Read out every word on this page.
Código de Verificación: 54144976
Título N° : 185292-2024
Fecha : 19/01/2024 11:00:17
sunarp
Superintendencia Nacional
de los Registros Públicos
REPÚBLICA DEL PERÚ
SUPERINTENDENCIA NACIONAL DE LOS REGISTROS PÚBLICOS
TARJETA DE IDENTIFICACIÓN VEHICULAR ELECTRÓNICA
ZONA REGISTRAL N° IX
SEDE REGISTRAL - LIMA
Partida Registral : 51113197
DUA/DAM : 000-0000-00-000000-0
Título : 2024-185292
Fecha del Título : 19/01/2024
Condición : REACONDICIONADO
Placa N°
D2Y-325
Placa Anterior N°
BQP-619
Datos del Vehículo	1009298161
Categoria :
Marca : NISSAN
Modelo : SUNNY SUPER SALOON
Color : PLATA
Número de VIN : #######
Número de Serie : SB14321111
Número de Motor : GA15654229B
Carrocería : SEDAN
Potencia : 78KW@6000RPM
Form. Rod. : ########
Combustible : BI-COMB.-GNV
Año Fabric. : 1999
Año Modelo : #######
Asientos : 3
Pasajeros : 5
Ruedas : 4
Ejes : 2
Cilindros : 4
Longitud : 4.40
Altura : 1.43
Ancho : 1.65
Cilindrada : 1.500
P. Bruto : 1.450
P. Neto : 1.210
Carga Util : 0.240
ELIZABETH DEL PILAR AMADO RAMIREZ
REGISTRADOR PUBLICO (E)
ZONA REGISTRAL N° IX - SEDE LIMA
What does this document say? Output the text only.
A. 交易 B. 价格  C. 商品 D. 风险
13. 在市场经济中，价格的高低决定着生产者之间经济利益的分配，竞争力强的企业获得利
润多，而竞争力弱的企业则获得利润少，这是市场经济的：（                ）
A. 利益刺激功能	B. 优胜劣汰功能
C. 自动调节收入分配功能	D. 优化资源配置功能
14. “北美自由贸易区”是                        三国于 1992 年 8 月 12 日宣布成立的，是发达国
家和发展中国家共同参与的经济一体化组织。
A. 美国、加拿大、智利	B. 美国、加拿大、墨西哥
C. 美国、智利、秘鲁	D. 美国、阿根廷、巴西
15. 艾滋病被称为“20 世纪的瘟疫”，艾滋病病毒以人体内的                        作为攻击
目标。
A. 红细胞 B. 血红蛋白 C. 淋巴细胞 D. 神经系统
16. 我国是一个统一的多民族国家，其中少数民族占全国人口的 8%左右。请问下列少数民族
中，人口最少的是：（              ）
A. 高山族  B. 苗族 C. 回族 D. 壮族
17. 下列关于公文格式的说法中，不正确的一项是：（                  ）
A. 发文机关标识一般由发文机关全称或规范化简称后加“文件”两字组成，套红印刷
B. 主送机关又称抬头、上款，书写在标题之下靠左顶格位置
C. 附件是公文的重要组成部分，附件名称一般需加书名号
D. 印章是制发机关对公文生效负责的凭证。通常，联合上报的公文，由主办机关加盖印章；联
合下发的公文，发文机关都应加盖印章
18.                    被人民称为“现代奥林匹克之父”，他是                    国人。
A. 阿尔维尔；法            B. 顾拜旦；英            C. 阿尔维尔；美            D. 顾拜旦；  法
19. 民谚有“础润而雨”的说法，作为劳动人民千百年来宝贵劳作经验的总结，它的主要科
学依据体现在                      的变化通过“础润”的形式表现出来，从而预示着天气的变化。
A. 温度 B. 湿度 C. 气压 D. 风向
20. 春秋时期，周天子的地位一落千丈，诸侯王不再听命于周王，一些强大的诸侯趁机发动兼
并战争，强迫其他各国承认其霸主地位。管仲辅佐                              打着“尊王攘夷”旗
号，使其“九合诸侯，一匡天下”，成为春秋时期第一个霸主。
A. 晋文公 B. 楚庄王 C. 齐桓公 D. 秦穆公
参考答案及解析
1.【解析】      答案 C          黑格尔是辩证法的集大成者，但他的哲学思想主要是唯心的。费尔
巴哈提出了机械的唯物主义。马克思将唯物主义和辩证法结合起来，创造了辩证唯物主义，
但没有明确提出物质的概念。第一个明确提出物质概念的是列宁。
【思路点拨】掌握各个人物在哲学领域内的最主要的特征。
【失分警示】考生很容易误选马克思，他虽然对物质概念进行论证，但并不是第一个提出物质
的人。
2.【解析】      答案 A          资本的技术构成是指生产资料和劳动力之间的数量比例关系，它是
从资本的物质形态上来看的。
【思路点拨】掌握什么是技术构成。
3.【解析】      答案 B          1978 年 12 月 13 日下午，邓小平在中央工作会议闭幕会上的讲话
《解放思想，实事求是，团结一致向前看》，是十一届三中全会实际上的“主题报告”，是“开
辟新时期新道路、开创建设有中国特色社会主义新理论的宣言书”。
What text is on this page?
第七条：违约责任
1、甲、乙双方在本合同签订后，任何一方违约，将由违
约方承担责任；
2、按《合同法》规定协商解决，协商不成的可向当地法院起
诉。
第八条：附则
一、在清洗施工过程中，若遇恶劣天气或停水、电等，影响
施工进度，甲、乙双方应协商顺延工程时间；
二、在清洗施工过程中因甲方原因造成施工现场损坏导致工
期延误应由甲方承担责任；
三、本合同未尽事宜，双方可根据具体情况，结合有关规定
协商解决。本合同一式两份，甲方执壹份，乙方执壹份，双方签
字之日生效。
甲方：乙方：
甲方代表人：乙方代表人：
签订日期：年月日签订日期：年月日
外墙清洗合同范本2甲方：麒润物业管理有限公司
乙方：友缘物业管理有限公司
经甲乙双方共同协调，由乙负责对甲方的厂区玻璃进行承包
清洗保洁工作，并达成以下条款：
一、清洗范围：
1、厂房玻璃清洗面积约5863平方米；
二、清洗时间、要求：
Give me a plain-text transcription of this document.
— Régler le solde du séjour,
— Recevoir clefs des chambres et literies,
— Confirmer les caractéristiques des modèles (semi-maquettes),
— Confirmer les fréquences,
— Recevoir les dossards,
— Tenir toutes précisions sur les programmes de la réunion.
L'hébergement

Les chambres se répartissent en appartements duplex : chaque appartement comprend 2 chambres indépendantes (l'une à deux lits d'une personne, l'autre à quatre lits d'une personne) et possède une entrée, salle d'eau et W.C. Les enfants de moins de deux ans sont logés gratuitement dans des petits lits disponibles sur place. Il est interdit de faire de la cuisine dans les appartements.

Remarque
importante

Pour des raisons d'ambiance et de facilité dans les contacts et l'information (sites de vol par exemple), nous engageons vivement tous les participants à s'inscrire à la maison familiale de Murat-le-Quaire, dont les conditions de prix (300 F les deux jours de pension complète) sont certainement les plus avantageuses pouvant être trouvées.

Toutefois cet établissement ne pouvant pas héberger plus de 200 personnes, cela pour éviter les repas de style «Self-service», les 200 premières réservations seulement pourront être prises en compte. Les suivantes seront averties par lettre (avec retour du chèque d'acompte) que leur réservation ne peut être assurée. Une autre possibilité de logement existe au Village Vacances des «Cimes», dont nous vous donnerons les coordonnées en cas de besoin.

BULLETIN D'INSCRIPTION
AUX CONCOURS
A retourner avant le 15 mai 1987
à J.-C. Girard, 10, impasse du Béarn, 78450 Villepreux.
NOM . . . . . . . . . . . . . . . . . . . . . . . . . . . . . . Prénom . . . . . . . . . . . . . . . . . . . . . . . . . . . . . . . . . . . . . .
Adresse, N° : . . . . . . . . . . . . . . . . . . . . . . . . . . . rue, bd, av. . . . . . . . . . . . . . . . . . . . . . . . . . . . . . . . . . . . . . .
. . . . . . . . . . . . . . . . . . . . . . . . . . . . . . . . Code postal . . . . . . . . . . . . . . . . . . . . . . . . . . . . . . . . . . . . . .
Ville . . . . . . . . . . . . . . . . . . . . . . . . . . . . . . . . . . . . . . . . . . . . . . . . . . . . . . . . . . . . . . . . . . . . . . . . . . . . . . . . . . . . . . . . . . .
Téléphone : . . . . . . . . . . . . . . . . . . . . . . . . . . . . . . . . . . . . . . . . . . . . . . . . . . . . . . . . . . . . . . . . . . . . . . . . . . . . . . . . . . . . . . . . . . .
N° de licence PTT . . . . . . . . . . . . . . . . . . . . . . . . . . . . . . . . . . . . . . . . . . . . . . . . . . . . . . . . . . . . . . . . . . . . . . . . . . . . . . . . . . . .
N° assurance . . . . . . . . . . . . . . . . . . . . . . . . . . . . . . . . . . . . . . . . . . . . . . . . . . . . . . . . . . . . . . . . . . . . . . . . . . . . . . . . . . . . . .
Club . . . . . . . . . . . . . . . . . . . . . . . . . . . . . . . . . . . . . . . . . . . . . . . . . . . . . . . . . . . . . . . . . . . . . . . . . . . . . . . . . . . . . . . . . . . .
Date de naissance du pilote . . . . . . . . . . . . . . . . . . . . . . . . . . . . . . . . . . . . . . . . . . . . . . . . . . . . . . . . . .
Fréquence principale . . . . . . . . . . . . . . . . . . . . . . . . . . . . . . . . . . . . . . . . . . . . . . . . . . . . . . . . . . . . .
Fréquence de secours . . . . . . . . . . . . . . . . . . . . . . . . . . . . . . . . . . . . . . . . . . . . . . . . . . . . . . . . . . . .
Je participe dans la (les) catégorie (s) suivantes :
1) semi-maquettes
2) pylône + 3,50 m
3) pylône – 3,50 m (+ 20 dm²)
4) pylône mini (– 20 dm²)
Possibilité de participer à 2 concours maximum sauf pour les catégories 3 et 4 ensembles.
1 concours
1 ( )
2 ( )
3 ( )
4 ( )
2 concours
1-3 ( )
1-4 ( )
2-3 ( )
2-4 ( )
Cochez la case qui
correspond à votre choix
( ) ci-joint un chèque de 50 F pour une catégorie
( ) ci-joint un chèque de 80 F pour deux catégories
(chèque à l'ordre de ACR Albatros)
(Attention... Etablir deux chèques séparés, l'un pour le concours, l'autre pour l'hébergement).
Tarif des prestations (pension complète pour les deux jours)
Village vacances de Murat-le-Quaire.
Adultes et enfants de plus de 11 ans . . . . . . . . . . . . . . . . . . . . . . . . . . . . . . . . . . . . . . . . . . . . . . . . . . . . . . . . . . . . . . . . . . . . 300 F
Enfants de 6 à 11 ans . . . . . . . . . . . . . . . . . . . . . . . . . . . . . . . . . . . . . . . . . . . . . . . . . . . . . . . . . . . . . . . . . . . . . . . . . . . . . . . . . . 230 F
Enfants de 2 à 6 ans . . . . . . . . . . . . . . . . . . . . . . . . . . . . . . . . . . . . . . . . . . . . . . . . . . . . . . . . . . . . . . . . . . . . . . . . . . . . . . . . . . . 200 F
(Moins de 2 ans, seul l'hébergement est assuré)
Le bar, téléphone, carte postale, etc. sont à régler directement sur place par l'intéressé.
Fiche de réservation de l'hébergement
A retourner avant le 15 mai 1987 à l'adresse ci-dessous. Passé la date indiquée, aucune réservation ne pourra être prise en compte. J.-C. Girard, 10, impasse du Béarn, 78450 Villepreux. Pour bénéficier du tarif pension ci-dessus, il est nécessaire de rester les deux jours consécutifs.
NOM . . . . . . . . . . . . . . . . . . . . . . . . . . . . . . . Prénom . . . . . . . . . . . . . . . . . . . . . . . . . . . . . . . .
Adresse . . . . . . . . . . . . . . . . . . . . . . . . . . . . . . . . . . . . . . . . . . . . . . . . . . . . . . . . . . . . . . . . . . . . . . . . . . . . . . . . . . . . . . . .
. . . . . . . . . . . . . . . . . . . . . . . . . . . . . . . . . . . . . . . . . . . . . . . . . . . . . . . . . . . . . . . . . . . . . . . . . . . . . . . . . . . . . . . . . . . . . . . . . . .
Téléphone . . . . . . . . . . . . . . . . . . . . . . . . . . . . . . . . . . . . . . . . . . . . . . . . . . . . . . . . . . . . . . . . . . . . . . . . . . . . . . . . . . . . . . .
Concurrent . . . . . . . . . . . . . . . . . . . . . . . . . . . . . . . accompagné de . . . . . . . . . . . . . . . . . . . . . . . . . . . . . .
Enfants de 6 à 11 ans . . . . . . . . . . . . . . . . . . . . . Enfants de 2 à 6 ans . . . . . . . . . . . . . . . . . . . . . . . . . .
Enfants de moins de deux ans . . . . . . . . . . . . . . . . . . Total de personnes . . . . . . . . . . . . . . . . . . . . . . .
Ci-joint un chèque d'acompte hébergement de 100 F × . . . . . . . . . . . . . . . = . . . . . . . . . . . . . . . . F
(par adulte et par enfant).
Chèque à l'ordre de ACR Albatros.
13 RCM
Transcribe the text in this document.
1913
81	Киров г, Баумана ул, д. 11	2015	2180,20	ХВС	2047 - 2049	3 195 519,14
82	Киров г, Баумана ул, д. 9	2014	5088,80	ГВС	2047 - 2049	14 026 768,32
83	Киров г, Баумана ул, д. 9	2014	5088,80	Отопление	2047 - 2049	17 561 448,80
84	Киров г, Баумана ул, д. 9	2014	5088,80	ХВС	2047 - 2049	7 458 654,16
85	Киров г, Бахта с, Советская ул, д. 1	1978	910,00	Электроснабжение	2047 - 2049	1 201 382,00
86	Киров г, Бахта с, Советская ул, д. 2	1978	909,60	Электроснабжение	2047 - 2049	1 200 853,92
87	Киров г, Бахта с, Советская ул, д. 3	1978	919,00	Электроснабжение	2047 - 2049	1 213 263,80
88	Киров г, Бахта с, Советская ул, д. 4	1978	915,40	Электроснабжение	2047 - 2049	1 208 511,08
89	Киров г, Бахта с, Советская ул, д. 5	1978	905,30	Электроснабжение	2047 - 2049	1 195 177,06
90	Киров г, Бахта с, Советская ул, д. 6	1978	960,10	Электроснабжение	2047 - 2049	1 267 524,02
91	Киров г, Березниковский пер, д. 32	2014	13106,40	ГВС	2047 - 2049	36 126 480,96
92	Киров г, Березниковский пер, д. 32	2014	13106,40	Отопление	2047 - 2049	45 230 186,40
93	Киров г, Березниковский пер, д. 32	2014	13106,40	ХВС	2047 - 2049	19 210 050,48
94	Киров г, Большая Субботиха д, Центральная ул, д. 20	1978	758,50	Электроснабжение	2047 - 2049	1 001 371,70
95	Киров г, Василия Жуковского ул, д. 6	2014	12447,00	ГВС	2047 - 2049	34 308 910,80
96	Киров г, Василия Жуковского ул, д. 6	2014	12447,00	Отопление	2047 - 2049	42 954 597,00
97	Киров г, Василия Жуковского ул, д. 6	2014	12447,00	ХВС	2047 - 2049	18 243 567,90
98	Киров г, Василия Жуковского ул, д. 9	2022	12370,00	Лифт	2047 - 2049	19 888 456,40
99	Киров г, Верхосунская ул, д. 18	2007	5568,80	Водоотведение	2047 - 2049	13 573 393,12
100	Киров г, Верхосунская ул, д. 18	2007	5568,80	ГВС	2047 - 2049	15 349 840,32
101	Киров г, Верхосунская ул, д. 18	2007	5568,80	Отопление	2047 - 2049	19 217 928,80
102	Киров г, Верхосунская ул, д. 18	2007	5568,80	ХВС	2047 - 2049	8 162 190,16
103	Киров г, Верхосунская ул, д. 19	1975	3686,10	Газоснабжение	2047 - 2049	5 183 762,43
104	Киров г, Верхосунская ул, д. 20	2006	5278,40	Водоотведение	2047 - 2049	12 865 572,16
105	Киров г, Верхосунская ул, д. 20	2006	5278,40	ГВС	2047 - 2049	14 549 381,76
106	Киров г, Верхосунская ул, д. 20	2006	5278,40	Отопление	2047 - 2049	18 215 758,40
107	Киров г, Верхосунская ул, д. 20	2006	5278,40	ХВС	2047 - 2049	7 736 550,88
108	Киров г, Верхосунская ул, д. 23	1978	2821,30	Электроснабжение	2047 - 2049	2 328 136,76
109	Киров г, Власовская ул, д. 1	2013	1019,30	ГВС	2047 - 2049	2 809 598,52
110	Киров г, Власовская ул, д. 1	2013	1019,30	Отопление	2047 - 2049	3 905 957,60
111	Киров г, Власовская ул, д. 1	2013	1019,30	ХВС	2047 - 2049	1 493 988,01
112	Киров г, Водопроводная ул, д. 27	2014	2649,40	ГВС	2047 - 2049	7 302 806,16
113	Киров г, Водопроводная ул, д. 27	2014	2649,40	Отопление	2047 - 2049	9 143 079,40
────────────────────────────────────────
Gather up the lines containing the word "Murat" from these records and copy them.

§ **Solution for this task**:
Pour des raisons d'ambiance et de facilité dans les contacts et l'information (sites de vol par exemple), nous engageons vivement tous les participants à s'inscrire à la maison familiale de Murat-le-Quaire, dont les conditions de prix (300 F les deux jours de pension complète) sont certainement les plus avantageuses pouvant être trouvées.
Village vacances de Murat-le-Quaire.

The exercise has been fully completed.